**Exercise**:
Reproduce every item below word for word, in the same order and with the same line breaks.

**Data shown**:
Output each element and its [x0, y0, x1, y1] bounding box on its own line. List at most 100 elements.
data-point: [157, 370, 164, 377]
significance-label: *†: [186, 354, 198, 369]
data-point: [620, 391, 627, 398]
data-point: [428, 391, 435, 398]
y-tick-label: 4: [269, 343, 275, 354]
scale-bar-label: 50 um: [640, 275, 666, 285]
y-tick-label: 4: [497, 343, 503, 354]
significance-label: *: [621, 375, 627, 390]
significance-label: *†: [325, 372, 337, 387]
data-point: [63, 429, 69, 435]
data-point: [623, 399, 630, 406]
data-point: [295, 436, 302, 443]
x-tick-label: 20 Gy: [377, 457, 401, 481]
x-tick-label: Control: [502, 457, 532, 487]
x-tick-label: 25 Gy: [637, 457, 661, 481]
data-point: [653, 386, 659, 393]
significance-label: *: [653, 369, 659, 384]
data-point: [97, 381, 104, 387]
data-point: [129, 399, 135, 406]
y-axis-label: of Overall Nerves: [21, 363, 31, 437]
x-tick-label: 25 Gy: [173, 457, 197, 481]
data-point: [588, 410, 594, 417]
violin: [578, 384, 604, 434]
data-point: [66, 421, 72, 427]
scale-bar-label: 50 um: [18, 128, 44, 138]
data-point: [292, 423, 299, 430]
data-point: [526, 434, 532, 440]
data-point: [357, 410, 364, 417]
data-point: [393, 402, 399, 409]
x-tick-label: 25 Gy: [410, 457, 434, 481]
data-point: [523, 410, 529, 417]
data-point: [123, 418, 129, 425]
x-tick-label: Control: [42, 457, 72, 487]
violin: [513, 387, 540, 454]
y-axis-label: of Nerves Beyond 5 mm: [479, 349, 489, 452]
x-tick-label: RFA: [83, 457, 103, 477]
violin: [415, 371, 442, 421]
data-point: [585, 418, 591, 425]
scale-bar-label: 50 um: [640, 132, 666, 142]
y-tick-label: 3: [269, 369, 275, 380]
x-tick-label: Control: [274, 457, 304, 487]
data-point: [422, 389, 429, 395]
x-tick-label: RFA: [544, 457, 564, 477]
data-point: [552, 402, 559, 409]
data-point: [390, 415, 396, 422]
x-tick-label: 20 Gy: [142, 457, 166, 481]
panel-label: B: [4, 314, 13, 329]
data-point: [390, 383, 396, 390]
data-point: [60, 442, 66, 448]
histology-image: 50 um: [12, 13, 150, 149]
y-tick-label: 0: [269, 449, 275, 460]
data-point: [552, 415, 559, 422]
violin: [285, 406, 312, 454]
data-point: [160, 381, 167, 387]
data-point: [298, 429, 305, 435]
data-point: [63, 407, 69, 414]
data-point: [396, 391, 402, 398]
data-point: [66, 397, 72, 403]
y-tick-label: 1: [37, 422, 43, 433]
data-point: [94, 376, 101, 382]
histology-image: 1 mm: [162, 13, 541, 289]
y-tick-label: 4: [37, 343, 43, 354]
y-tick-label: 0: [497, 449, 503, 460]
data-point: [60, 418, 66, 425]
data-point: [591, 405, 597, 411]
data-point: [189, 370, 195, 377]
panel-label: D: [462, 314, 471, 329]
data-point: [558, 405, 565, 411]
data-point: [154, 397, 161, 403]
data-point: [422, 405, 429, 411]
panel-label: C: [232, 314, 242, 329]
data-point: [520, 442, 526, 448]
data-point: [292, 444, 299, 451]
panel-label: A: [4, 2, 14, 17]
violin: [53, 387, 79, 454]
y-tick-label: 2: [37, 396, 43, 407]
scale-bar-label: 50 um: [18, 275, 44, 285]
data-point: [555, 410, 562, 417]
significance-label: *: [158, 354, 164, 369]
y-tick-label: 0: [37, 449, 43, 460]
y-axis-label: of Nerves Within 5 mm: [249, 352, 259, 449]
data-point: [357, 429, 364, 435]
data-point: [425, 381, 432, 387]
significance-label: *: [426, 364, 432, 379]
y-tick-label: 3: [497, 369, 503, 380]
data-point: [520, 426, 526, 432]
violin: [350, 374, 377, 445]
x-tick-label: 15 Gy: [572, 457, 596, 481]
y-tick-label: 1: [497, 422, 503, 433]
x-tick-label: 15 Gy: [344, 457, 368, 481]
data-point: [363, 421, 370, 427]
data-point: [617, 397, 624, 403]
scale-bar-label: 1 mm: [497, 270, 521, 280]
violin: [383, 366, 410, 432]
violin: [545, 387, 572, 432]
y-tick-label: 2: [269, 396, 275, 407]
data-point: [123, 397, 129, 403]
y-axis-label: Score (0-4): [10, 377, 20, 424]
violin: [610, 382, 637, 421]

**Answer to the problem**:
Output each element and its [x0, y0, x1, y1] bounding box on its own line. List at most 100 elements.
data-point: [157, 370, 164, 377]
significance-label: *†: [186, 354, 198, 369]
data-point: [620, 391, 627, 398]
data-point: [428, 391, 435, 398]
y-tick-label: 4: [269, 343, 275, 354]
scale-bar-label: 50 um: [640, 275, 666, 285]
y-tick-label: 4: [497, 343, 503, 354]
significance-label: *: [621, 375, 627, 390]
significance-label: *†: [325, 372, 337, 387]
data-point: [63, 429, 69, 435]
data-point: [623, 399, 630, 406]
data-point: [295, 436, 302, 443]
x-tick-label: 20 Gy: [377, 457, 401, 481]
x-tick-label: Control: [502, 457, 532, 487]
x-tick-label: 25 Gy: [637, 457, 661, 481]
data-point: [653, 386, 659, 393]
significance-label: *: [653, 369, 659, 384]
data-point: [97, 381, 104, 387]
data-point: [129, 399, 135, 406]
y-axis-label: of Overall Nerves: [21, 363, 31, 437]
x-tick-label: 25 Gy: [173, 457, 197, 481]
data-point: [588, 410, 594, 417]
violin: [578, 384, 604, 434]
data-point: [66, 421, 72, 427]
scale-bar-label: 50 um: [18, 128, 44, 138]
data-point: [292, 423, 299, 430]
data-point: [526, 434, 532, 440]
data-point: [357, 410, 364, 417]
data-point: [393, 402, 399, 409]
x-tick-label: 25 Gy: [410, 457, 434, 481]
data-point: [523, 410, 529, 417]
data-point: [123, 418, 129, 425]
x-tick-label: Control: [42, 457, 72, 487]
violin: [513, 387, 540, 454]
y-axis-label: of Nerves Beyond 5 mm: [479, 349, 489, 452]
x-tick-label: RFA: [83, 457, 103, 477]
violin: [415, 371, 442, 421]
data-point: [585, 418, 591, 425]
scale-bar-label: 50 um: [640, 132, 666, 142]
y-tick-label: 3: [269, 369, 275, 380]
x-tick-label: Control: [274, 457, 304, 487]
data-point: [422, 389, 429, 395]
x-tick-label: RFA: [544, 457, 564, 477]
data-point: [552, 402, 559, 409]
data-point: [390, 415, 396, 422]
x-tick-label: 20 Gy: [142, 457, 166, 481]
panel-label: B: [4, 314, 13, 329]
data-point: [390, 383, 396, 390]
data-point: [60, 442, 66, 448]
histology-image: 50 um: [12, 13, 150, 149]
y-tick-label: 0: [269, 449, 275, 460]
data-point: [552, 415, 559, 422]
violin: [285, 406, 312, 454]
data-point: [160, 381, 167, 387]
data-point: [298, 429, 305, 435]
data-point: [63, 407, 69, 414]
data-point: [396, 391, 402, 398]
data-point: [66, 397, 72, 403]
y-tick-label: 1: [37, 422, 43, 433]
data-point: [94, 376, 101, 382]
histology-image: 1 mm: [162, 13, 541, 289]
y-tick-label: 4: [37, 343, 43, 354]
y-tick-label: 0: [497, 449, 503, 460]
data-point: [60, 418, 66, 425]
data-point: [591, 405, 597, 411]
data-point: [189, 370, 195, 377]
panel-label: D: [462, 314, 471, 329]
data-point: [558, 405, 565, 411]
data-point: [154, 397, 161, 403]
data-point: [422, 405, 429, 411]
panel-label: C: [232, 314, 242, 329]
data-point: [520, 442, 526, 448]
data-point: [292, 444, 299, 451]
panel-label: A: [4, 2, 14, 17]
violin: [53, 387, 79, 454]
y-tick-label: 2: [37, 396, 43, 407]
scale-bar-label: 50 um: [18, 275, 44, 285]
data-point: [555, 410, 562, 417]
significance-label: *: [158, 354, 164, 369]
y-tick-label: 0: [37, 449, 43, 460]
y-axis-label: of Nerves Within 5 mm: [249, 352, 259, 449]
data-point: [357, 429, 364, 435]
data-point: [425, 381, 432, 387]
significance-label: *: [426, 364, 432, 379]
y-tick-label: 3: [497, 369, 503, 380]
data-point: [520, 426, 526, 432]
violin: [350, 374, 377, 445]
x-tick-label: 15 Gy: [572, 457, 596, 481]
y-tick-label: 1: [497, 422, 503, 433]
x-tick-label: 15 Gy: [344, 457, 368, 481]
data-point: [363, 421, 370, 427]
data-point: [617, 397, 624, 403]
scale-bar-label: 1 mm: [497, 270, 521, 280]
violin: [383, 366, 410, 432]
violin: [545, 387, 572, 432]
y-tick-label: 2: [269, 396, 275, 407]
data-point: [123, 397, 129, 403]
y-axis-label: Score (0-4): [10, 377, 20, 424]
violin: [610, 382, 637, 421]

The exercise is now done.